(WHAT NEEDS TO BE DONE) Rewrite the records as a numbered list with blank lines omitted, starting at the line that contains "bar-segment-ports-2023 [260, 346, 334, 432]" and ending after the line that contains "legend-label-ports: Великої Одеси". Include only those lines.

Spatial annotation records
↓
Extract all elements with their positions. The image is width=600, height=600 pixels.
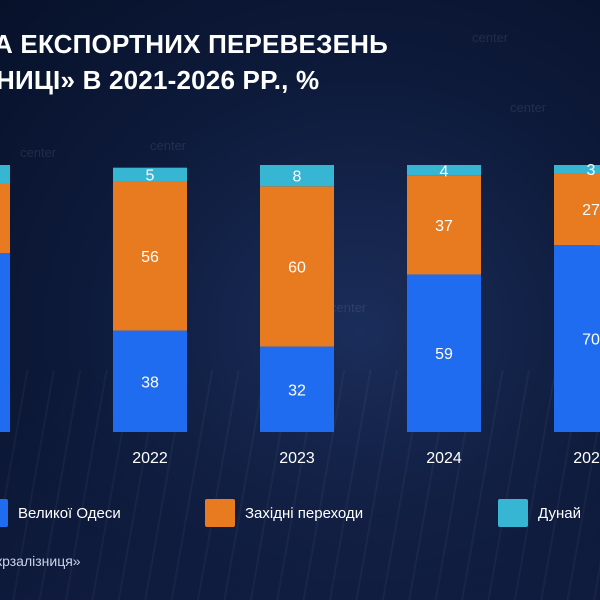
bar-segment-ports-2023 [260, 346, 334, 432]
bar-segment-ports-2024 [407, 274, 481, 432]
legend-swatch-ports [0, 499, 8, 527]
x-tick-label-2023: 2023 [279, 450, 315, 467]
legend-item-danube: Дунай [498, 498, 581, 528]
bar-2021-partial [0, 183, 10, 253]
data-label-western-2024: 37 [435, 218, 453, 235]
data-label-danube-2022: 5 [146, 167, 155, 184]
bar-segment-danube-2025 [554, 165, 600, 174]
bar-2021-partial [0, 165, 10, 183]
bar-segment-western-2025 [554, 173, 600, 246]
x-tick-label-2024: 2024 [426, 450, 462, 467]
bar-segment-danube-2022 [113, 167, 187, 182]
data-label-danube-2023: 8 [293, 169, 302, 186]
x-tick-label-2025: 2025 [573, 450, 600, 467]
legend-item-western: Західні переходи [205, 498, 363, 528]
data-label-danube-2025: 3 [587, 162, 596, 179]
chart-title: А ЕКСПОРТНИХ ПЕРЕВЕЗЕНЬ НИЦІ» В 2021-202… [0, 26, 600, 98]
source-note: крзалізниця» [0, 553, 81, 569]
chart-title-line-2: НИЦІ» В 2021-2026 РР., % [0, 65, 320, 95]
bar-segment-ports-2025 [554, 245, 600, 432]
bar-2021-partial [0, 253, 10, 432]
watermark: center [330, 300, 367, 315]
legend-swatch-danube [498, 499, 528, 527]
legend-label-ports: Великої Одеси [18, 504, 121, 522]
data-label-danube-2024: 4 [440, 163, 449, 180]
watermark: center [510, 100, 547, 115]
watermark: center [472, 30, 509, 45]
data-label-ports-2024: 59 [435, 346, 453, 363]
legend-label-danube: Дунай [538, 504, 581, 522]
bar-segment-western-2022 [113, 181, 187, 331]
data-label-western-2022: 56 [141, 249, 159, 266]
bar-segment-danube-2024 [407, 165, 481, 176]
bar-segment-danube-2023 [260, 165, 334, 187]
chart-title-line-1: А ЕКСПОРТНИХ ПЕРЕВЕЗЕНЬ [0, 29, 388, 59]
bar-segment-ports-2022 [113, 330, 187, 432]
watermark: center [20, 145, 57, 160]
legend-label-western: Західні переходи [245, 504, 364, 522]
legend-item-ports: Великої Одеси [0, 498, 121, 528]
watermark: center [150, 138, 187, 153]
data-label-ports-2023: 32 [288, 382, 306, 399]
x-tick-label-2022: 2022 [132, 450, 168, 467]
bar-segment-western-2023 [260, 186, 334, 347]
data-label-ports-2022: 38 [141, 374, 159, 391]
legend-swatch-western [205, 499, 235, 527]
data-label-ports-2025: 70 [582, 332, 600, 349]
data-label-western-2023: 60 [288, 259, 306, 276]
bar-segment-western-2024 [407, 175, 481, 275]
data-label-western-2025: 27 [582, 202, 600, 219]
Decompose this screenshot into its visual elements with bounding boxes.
↑
↓
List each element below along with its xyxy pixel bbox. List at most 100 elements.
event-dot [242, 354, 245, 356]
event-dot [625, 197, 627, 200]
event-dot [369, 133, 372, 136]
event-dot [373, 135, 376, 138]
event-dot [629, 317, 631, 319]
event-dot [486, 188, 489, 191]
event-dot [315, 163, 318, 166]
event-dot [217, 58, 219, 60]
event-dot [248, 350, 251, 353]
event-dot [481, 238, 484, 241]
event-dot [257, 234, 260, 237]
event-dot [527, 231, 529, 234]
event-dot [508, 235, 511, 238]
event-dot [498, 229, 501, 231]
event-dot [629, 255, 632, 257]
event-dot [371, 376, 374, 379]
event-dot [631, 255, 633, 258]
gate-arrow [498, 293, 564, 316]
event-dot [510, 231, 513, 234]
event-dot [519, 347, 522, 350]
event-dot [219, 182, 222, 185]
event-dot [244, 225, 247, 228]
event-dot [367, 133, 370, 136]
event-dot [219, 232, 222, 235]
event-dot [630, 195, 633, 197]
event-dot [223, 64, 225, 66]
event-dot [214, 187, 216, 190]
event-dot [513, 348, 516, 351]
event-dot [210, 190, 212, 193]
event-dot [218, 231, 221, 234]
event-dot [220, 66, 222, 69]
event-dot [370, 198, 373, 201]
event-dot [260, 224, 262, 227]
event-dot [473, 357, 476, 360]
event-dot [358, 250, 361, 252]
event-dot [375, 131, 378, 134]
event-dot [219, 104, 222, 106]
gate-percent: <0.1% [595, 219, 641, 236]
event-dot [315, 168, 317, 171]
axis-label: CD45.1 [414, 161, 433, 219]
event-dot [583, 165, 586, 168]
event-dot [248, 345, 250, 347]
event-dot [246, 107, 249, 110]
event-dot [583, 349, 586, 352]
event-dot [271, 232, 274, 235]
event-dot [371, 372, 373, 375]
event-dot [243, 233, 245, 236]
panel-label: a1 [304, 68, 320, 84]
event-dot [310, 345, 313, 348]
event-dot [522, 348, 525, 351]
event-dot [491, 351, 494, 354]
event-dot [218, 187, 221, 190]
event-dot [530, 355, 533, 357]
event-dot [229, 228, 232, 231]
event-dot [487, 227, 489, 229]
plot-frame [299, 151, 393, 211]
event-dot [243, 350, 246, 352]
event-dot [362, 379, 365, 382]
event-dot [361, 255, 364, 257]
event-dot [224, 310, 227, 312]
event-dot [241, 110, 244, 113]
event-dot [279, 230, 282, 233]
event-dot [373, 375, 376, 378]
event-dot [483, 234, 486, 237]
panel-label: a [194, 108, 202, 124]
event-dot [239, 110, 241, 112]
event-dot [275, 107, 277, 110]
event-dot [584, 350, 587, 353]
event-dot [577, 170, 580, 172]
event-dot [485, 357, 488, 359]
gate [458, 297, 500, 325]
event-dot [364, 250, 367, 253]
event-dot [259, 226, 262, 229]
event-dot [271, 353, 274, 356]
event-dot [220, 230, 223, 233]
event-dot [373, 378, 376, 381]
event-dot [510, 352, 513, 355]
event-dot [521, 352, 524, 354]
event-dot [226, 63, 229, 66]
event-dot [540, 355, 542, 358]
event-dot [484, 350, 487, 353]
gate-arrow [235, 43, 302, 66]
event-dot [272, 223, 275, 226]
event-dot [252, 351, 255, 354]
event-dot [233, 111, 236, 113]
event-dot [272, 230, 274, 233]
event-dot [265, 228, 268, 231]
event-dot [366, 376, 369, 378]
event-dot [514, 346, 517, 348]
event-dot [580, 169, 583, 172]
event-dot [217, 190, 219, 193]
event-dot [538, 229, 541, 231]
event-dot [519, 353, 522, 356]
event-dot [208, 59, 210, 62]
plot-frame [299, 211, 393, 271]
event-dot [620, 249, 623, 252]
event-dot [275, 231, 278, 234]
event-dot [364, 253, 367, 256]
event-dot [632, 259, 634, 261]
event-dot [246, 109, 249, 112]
↑
(SOLUTION)
1. bar-segment-ports-2023 [260, 346, 334, 432]
2. bar-segment-ports-2024 [407, 274, 481, 432]
3. legend-swatch-ports [0, 499, 8, 527]
4. x-tick-label-2023: 2023 [279, 450, 315, 467]
5. legend-item-danube: Дунай [498, 498, 581, 528]
6. bar-2021-partial [0, 183, 10, 253]
7. data-label-western-2024: 37 [435, 218, 453, 235]
8. data-label-danube-2022: 5 [146, 167, 155, 184]
9. bar-segment-danube-2025 [554, 165, 600, 174]
10. bar-2021-partial [0, 165, 10, 183]
11. bar-segment-western-2025 [554, 173, 600, 246]
12. x-tick-label-2024: 2024 [426, 450, 462, 467]
13. bar-segment-danube-2022 [113, 167, 187, 182]
14. data-label-danube-2023: 8 [293, 169, 302, 186]
15. x-tick-label-2025: 2025 [573, 450, 600, 467]
16. legend-item-western: Західні переходи [205, 498, 363, 528]
17. data-label-danube-2025: 3 [587, 162, 596, 179]
18. chart-title: А ЕКСПОРТНИХ ПЕРЕВЕЗЕНЬ НИЦІ» В 2021-202… [0, 26, 600, 98]
19. source-note: крзалізниця» [0, 553, 81, 569]
20. chart-title-line-2: НИЦІ» В 2021-2026 РР., % [0, 65, 320, 95]
21. bar-segment-ports-2025 [554, 245, 600, 432]
22. bar-2021-partial [0, 253, 10, 432]
23. watermark: center [330, 300, 367, 315]
24. legend-swatch-danube [498, 499, 528, 527]
25. legend-label-ports: Великої Одеси [18, 504, 121, 522]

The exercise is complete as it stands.